Given instruction: State how many lines of the records contain the string "icon". Give the number alone.

Dataset rows
□ □ □ □
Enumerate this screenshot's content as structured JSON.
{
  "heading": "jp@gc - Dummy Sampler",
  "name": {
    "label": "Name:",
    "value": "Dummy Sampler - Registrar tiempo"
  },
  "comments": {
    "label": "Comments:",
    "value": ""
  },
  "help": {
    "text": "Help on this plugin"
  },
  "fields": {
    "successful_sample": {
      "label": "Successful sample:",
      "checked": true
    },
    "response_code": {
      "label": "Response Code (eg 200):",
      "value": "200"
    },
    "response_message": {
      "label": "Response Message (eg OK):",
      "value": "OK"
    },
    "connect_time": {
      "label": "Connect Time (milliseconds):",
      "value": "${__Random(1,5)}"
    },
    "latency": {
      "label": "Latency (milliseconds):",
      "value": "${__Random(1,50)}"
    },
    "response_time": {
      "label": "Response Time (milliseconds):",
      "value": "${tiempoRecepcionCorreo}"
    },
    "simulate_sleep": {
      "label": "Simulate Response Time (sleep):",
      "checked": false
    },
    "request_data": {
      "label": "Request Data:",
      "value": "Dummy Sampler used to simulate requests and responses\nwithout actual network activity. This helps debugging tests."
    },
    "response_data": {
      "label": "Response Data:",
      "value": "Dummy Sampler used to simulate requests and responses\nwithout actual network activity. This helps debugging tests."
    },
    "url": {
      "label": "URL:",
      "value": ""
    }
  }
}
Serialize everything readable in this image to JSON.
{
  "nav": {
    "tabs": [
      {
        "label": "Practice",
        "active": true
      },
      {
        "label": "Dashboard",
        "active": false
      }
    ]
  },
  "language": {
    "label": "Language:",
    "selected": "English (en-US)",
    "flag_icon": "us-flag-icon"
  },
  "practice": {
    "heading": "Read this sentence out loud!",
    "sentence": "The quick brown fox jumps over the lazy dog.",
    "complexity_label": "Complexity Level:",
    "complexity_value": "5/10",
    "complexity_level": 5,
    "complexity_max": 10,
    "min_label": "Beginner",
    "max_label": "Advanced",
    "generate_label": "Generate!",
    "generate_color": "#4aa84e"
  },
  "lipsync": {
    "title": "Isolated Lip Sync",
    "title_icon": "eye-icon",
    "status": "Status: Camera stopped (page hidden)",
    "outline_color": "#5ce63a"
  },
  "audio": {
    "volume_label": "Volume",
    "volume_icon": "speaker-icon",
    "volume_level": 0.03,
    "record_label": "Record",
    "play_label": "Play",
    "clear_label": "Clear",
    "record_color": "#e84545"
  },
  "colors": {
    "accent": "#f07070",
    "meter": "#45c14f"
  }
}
□ □ □ □
Written solution: 3